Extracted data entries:
──────

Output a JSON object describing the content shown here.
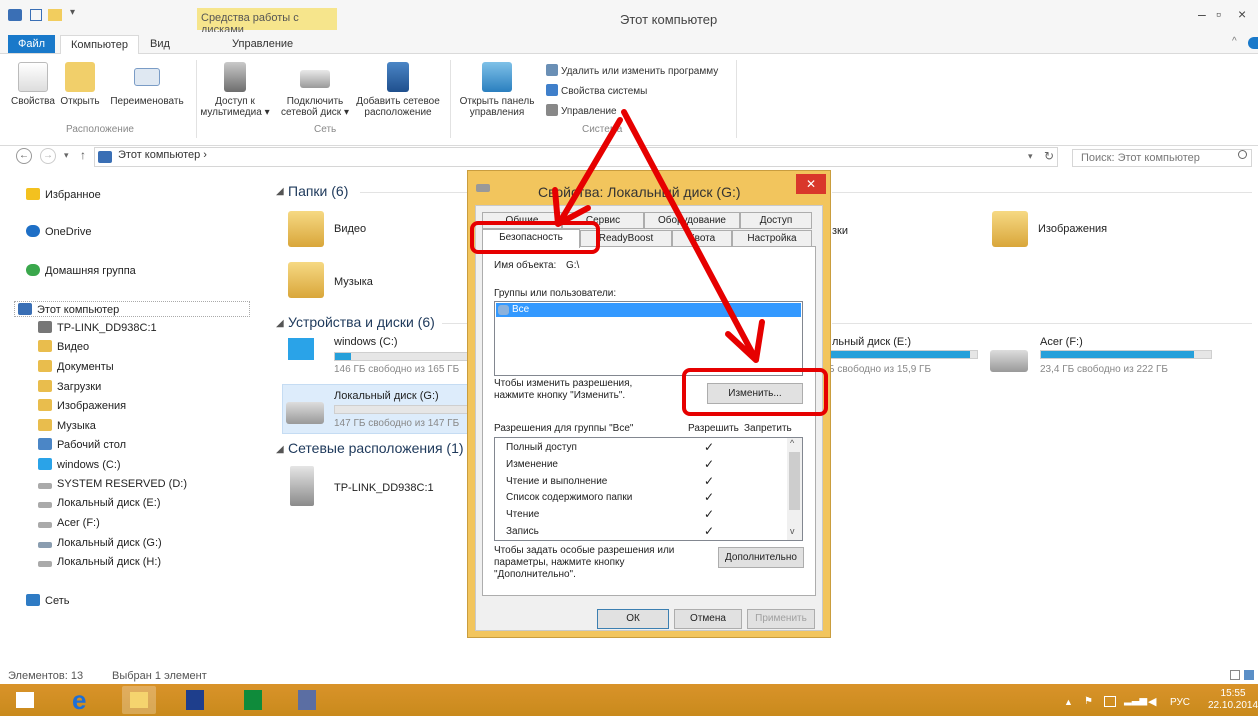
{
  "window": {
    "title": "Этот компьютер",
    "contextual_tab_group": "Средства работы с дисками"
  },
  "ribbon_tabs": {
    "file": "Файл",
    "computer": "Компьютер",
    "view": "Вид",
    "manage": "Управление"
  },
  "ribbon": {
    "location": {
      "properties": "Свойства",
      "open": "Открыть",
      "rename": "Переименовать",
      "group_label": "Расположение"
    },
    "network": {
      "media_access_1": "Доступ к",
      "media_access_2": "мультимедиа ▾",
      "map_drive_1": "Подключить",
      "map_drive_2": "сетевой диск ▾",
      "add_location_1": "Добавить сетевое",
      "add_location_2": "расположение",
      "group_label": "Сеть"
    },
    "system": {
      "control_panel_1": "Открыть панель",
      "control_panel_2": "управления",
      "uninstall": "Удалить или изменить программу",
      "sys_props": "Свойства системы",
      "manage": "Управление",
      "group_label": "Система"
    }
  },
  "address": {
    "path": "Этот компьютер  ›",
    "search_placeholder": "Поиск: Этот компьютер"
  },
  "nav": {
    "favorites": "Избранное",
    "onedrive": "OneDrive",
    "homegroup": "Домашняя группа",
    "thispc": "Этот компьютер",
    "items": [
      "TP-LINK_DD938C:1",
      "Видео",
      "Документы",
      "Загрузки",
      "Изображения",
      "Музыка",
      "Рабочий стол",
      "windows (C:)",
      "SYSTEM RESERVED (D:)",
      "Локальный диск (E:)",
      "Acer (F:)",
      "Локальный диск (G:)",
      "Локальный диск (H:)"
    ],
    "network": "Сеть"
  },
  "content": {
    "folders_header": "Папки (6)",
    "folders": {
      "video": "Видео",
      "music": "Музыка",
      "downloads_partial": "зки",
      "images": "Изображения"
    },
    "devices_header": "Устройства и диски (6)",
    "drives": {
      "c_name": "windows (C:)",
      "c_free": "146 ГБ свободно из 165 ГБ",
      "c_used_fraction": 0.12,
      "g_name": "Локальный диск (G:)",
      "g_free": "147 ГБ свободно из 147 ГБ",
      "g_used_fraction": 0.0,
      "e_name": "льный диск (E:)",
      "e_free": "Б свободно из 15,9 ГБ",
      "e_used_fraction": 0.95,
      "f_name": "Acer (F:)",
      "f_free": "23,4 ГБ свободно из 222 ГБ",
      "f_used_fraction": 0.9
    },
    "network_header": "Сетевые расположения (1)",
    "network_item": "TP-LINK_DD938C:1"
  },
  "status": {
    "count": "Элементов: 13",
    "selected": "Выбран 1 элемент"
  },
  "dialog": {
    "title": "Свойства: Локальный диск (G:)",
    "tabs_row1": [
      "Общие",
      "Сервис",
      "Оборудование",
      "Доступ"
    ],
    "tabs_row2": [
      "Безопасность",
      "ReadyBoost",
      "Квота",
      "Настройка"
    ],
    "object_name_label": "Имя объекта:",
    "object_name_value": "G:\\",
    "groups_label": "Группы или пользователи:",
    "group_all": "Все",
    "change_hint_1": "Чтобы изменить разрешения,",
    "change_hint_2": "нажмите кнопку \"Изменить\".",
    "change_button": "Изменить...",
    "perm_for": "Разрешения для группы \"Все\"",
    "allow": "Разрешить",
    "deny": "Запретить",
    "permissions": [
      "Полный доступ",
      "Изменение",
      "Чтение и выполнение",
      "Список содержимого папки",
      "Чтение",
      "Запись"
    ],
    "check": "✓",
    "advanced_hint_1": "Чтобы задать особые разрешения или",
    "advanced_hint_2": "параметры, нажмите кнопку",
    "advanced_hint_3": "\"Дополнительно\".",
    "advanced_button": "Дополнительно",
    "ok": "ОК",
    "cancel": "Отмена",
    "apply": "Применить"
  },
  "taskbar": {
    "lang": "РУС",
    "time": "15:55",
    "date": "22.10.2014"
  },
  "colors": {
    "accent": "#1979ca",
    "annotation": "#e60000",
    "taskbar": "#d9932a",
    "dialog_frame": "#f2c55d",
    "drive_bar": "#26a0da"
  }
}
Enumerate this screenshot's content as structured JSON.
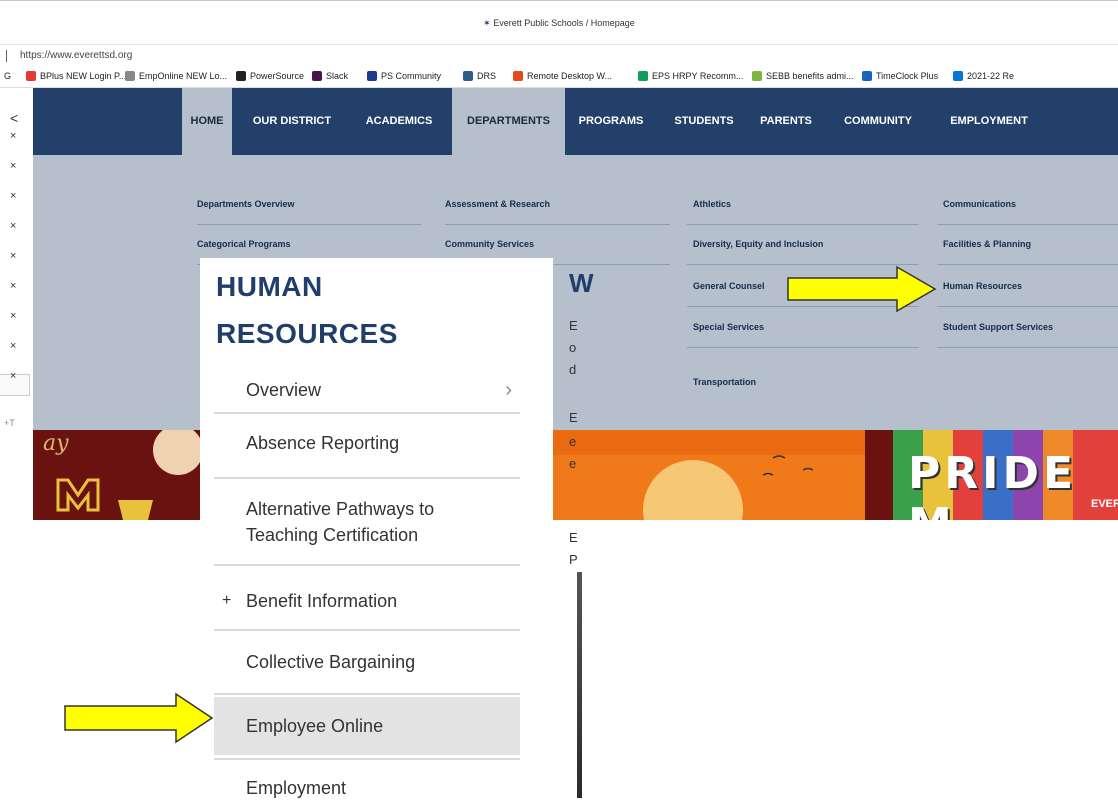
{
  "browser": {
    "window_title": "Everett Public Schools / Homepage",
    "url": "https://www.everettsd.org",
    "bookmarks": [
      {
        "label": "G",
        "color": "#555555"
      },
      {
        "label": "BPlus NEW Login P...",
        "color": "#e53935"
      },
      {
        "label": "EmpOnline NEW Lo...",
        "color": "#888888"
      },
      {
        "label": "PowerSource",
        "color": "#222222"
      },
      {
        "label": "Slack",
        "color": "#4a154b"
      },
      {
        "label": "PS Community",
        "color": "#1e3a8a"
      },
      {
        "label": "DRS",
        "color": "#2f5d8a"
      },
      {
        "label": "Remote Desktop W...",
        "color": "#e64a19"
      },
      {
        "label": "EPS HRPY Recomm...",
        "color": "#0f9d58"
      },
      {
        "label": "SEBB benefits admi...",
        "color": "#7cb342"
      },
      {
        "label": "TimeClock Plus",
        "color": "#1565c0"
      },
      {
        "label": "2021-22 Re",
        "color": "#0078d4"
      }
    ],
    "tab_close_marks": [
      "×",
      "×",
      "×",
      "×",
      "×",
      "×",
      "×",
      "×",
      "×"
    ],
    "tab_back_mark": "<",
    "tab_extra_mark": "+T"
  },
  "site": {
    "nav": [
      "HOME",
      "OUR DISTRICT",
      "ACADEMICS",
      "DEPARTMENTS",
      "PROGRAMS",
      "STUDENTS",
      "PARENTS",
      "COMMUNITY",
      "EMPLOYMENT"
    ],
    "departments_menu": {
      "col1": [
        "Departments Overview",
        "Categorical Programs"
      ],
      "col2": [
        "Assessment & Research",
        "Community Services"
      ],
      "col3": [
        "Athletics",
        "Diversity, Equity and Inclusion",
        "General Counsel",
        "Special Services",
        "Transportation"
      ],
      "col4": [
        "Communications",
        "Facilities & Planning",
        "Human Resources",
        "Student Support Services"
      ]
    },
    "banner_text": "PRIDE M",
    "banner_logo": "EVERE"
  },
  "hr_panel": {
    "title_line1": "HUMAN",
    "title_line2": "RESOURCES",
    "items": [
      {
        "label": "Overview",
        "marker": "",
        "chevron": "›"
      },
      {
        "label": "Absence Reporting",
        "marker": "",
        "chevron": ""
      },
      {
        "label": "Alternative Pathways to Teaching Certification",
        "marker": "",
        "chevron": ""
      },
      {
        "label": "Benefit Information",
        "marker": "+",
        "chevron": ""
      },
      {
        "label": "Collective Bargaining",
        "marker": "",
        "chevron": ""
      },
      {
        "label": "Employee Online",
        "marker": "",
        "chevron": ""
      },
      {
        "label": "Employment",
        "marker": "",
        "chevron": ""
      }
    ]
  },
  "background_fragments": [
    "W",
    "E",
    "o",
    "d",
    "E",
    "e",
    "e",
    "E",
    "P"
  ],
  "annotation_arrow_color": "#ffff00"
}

──────

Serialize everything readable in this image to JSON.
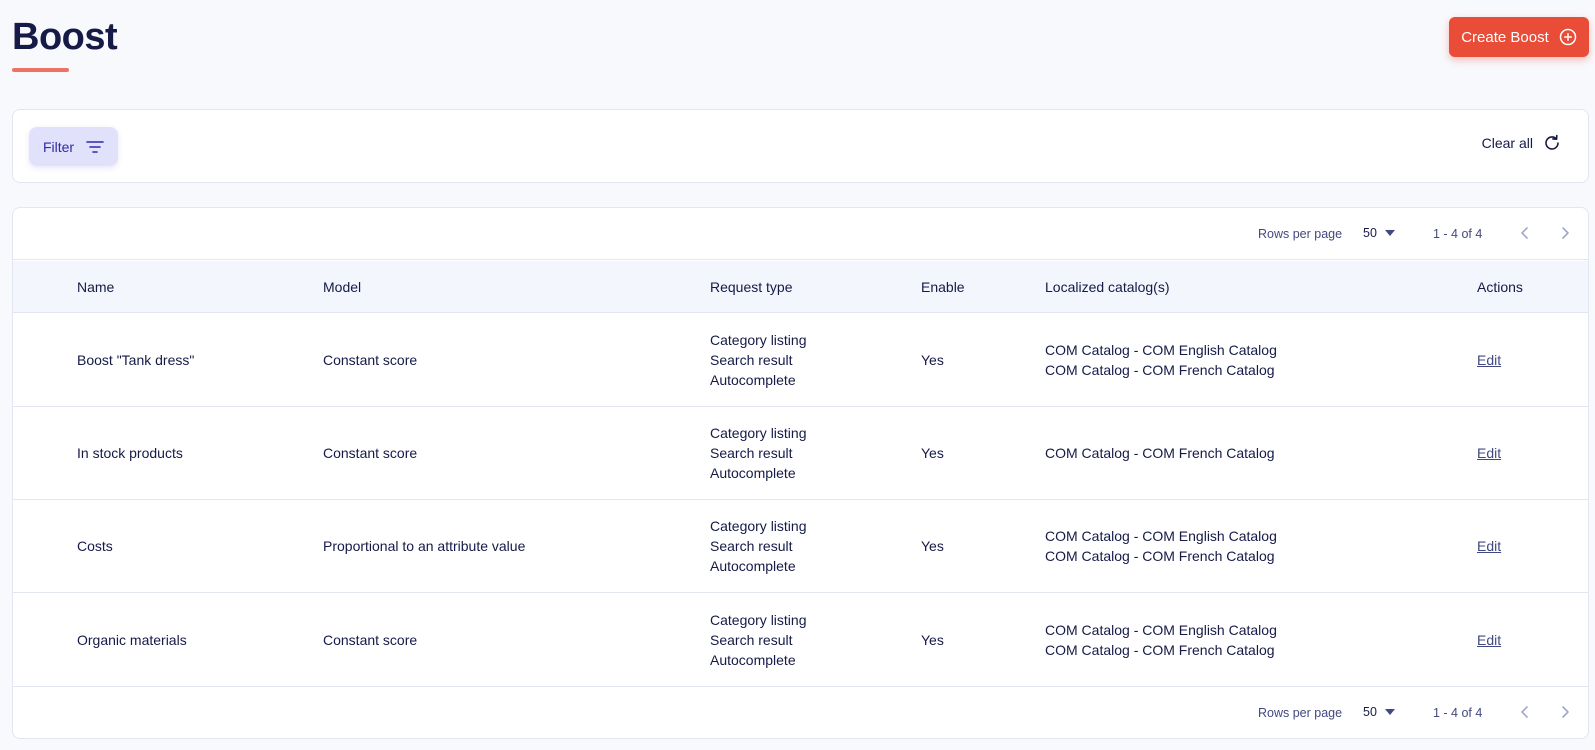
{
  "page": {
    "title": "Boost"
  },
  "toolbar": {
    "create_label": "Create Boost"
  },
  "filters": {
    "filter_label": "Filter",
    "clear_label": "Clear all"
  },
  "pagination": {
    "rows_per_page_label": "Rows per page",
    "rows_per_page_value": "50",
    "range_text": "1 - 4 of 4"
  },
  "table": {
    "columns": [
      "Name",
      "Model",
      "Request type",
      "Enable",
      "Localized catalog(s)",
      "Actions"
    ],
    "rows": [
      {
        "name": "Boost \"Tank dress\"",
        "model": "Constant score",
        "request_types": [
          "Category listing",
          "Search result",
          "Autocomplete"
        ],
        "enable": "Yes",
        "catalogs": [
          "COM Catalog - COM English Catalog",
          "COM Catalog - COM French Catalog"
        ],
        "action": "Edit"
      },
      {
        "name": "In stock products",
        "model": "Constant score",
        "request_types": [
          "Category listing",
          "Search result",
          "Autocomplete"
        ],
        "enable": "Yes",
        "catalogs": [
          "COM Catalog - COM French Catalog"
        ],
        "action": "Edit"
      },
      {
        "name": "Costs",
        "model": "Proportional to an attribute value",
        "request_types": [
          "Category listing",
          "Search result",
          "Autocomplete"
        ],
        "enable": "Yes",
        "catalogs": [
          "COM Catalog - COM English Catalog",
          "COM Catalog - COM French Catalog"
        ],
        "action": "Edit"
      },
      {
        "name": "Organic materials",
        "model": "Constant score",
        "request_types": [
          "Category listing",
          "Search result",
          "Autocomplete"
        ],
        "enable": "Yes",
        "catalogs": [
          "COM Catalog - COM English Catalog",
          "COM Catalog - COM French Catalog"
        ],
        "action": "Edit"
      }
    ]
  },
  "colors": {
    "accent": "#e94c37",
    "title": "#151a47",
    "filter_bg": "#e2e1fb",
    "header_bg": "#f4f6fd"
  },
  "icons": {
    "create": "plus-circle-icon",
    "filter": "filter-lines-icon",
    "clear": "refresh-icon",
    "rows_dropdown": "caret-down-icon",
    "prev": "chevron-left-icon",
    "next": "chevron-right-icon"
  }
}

──────

Work to complete:
Return the lines of the records that include the string "Локальный".

Task solution:
      "Локальный диск (E:)",
      "Локальный диск (G:)",
      "Локальный диск (H:)"
      "g_name": "Локальный диск (G:)",
    "title": "Свойства: Локальный диск (G:)",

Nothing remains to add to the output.